▸ **Given request**
Copy out each line of the listing that has the word "desc" in it.

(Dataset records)
-------------------------

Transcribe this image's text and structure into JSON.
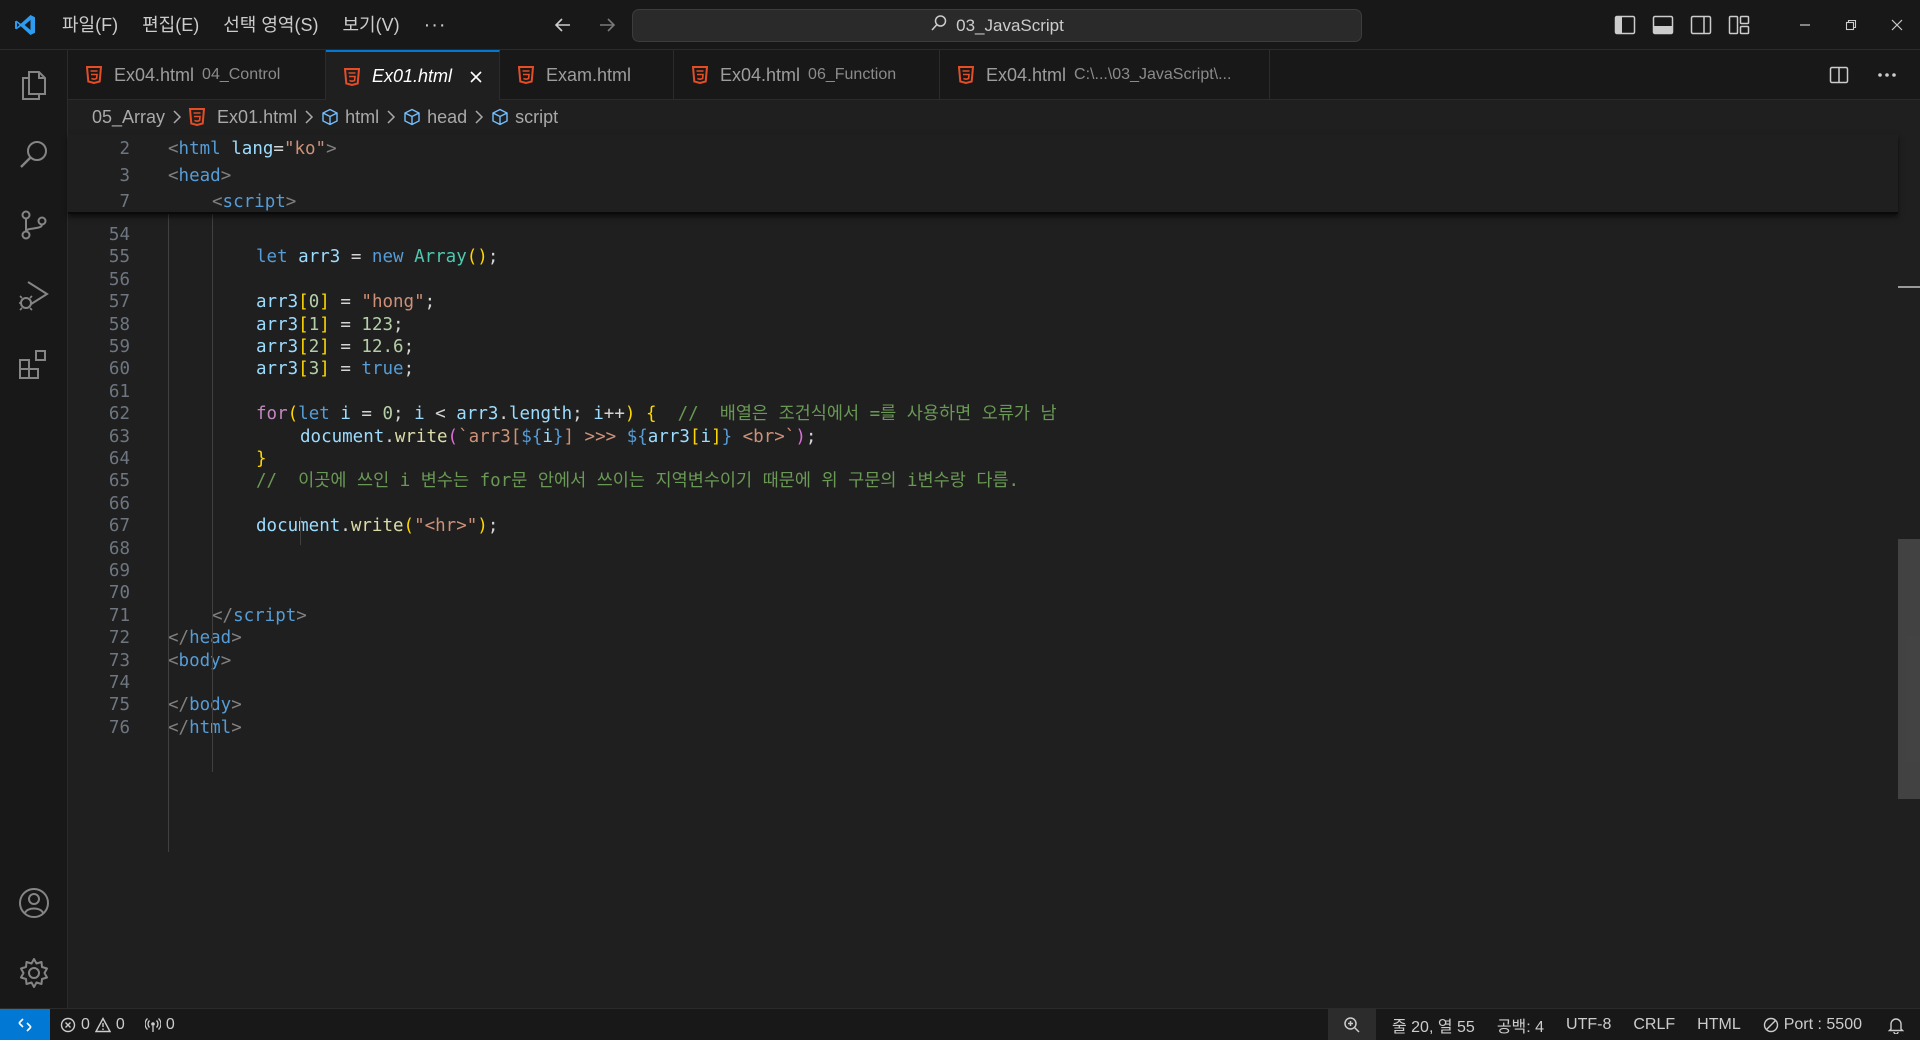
{
  "titlebar": {
    "menus": [
      "파일(F)",
      "편집(E)",
      "선택 영역(S)",
      "보기(V)"
    ],
    "more": "···",
    "search_text": "03_JavaScript"
  },
  "tabs": [
    {
      "name": "Ex04.html",
      "desc": "04_Control",
      "active": false
    },
    {
      "name": "Ex01.html",
      "desc": "",
      "active": true
    },
    {
      "name": "Exam.html",
      "desc": "",
      "active": false
    },
    {
      "name": "Ex04.html",
      "desc": "06_Function",
      "active": false
    },
    {
      "name": "Ex04.html",
      "desc": "C:\\...\\03_JavaScript\\...",
      "active": false
    }
  ],
  "breadcrumb": {
    "folder": "05_Array",
    "file": "Ex01.html",
    "html": "html",
    "head": "head",
    "script": "script"
  },
  "editor": {
    "sticky_lines": [
      {
        "num": "2",
        "tokens": [
          [
            "t-br",
            "<"
          ],
          [
            "t-tag",
            "html"
          ],
          [
            "t-plain",
            " "
          ],
          [
            "t-attr",
            "lang"
          ],
          [
            "t-plain",
            "="
          ],
          [
            "t-str",
            "\"ko\""
          ],
          [
            "t-br",
            ">"
          ]
        ],
        "indent": 0
      },
      {
        "num": "3",
        "tokens": [
          [
            "t-br",
            "<"
          ],
          [
            "t-tag",
            "head"
          ],
          [
            "t-br",
            ">"
          ]
        ],
        "indent": 0
      },
      {
        "num": "7",
        "tokens": [
          [
            "t-br",
            "<"
          ],
          [
            "t-tag",
            "script"
          ],
          [
            "t-br",
            ">"
          ]
        ],
        "indent": 1
      }
    ],
    "lines": [
      {
        "num": "54",
        "tokens": [],
        "indent": 0
      },
      {
        "num": "55",
        "tokens": [
          [
            "t-kw",
            "let"
          ],
          [
            "t-plain",
            " "
          ],
          [
            "t-var",
            "arr3"
          ],
          [
            "t-plain",
            " = "
          ],
          [
            "t-kw",
            "new"
          ],
          [
            "t-plain",
            " "
          ],
          [
            "t-cls",
            "Array"
          ],
          [
            "t-paren",
            "()"
          ],
          [
            "t-plain",
            ";"
          ]
        ],
        "indent": 2
      },
      {
        "num": "56",
        "tokens": [],
        "indent": 0
      },
      {
        "num": "57",
        "tokens": [
          [
            "t-var",
            "arr3"
          ],
          [
            "t-paren",
            "["
          ],
          [
            "t-num",
            "0"
          ],
          [
            "t-paren",
            "]"
          ],
          [
            "t-plain",
            " = "
          ],
          [
            "t-str",
            "\"hong\""
          ],
          [
            "t-plain",
            ";"
          ]
        ],
        "indent": 2
      },
      {
        "num": "58",
        "tokens": [
          [
            "t-var",
            "arr3"
          ],
          [
            "t-paren",
            "["
          ],
          [
            "t-num",
            "1"
          ],
          [
            "t-paren",
            "]"
          ],
          [
            "t-plain",
            " = "
          ],
          [
            "t-num",
            "123"
          ],
          [
            "t-plain",
            ";"
          ]
        ],
        "indent": 2
      },
      {
        "num": "59",
        "tokens": [
          [
            "t-var",
            "arr3"
          ],
          [
            "t-paren",
            "["
          ],
          [
            "t-num",
            "2"
          ],
          [
            "t-paren",
            "]"
          ],
          [
            "t-plain",
            " = "
          ],
          [
            "t-num",
            "12.6"
          ],
          [
            "t-plain",
            ";"
          ]
        ],
        "indent": 2
      },
      {
        "num": "60",
        "tokens": [
          [
            "t-var",
            "arr3"
          ],
          [
            "t-paren",
            "["
          ],
          [
            "t-num",
            "3"
          ],
          [
            "t-paren",
            "]"
          ],
          [
            "t-plain",
            " = "
          ],
          [
            "t-kw",
            "true"
          ],
          [
            "t-plain",
            ";"
          ]
        ],
        "indent": 2
      },
      {
        "num": "61",
        "tokens": [],
        "indent": 0
      },
      {
        "num": "62",
        "tokens": [
          [
            "t-ctl",
            "for"
          ],
          [
            "t-paren",
            "("
          ],
          [
            "t-kw",
            "let"
          ],
          [
            "t-plain",
            " "
          ],
          [
            "t-var",
            "i"
          ],
          [
            "t-plain",
            " = "
          ],
          [
            "t-num",
            "0"
          ],
          [
            "t-plain",
            "; "
          ],
          [
            "t-var",
            "i"
          ],
          [
            "t-plain",
            " < "
          ],
          [
            "t-var",
            "arr3"
          ],
          [
            "t-plain",
            "."
          ],
          [
            "t-var",
            "length"
          ],
          [
            "t-plain",
            "; "
          ],
          [
            "t-var",
            "i"
          ],
          [
            "t-plain",
            "++"
          ],
          [
            "t-paren",
            ")"
          ],
          [
            "t-plain",
            " "
          ],
          [
            "t-paren",
            "{"
          ],
          [
            "t-plain",
            "  "
          ],
          [
            "t-com",
            "//  배열은 조건식에서 =를 사용하면 오류가 남"
          ]
        ],
        "indent": 2
      },
      {
        "num": "63",
        "tokens": [
          [
            "t-var",
            "document"
          ],
          [
            "t-plain",
            "."
          ],
          [
            "t-fn",
            "write"
          ],
          [
            "t-brace2",
            "("
          ],
          [
            "t-str",
            "`arr3["
          ],
          [
            "t-kw",
            "${"
          ],
          [
            "t-var",
            "i"
          ],
          [
            "t-kw",
            "}"
          ],
          [
            "t-str",
            "] >>> "
          ],
          [
            "t-kw",
            "${"
          ],
          [
            "t-var",
            "arr3"
          ],
          [
            "t-paren",
            "["
          ],
          [
            "t-var",
            "i"
          ],
          [
            "t-paren",
            "]"
          ],
          [
            "t-kw",
            "}"
          ],
          [
            "t-str",
            " <br>`"
          ],
          [
            "t-brace2",
            ")"
          ],
          [
            "t-plain",
            ";"
          ]
        ],
        "indent": 3
      },
      {
        "num": "64",
        "tokens": [
          [
            "t-paren",
            "}"
          ]
        ],
        "indent": 2
      },
      {
        "num": "65",
        "tokens": [
          [
            "t-com",
            "//  이곳에 쓰인 i 변수는 for문 안에서 쓰이는 지역변수이기 때문에 위 구문의 i변수랑 다름."
          ]
        ],
        "indent": 2
      },
      {
        "num": "66",
        "tokens": [],
        "indent": 0
      },
      {
        "num": "67",
        "tokens": [
          [
            "t-var",
            "document"
          ],
          [
            "t-plain",
            "."
          ],
          [
            "t-fn",
            "write"
          ],
          [
            "t-paren",
            "("
          ],
          [
            "t-str",
            "\"<hr>\""
          ],
          [
            "t-paren",
            ")"
          ],
          [
            "t-plain",
            ";"
          ]
        ],
        "indent": 2
      },
      {
        "num": "68",
        "tokens": [],
        "indent": 0
      },
      {
        "num": "69",
        "tokens": [],
        "indent": 0
      },
      {
        "num": "70",
        "tokens": [],
        "indent": 0
      },
      {
        "num": "71",
        "tokens": [
          [
            "t-br",
            "</"
          ],
          [
            "t-tag",
            "script"
          ],
          [
            "t-br",
            ">"
          ]
        ],
        "indent": 1
      },
      {
        "num": "72",
        "tokens": [
          [
            "t-br",
            "</"
          ],
          [
            "t-tag",
            "head"
          ],
          [
            "t-br",
            ">"
          ]
        ],
        "indent": 0
      },
      {
        "num": "73",
        "tokens": [
          [
            "t-br",
            "<"
          ],
          [
            "t-tag",
            "body"
          ],
          [
            "t-br",
            ">"
          ]
        ],
        "indent": 0
      },
      {
        "num": "74",
        "tokens": [],
        "indent": 0
      },
      {
        "num": "75",
        "tokens": [
          [
            "t-br",
            "</"
          ],
          [
            "t-tag",
            "body"
          ],
          [
            "t-br",
            ">"
          ]
        ],
        "indent": 0
      },
      {
        "num": "76",
        "tokens": [
          [
            "t-br",
            "</"
          ],
          [
            "t-tag",
            "html"
          ],
          [
            "t-br",
            ">"
          ]
        ],
        "indent": 0
      }
    ]
  },
  "statusbar": {
    "errors": "0",
    "warnings": "0",
    "ports": "0",
    "position": "줄 20, 열 55",
    "spaces": "공백: 4",
    "encoding": "UTF-8",
    "eol": "CRLF",
    "language": "HTML",
    "port": "Port : 5500"
  },
  "colors": {
    "accent": "#0078d4",
    "html_icon": "#e44d26",
    "vscode_logo": "#2d9cf0"
  }
}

-------------------------

▸ **Response to this task**
      "desc": "04_Control",
      "desc": "",
      "desc": "",
      "desc": "06_Function",
      "desc": "C:\\...\\03_JavaScript\\...",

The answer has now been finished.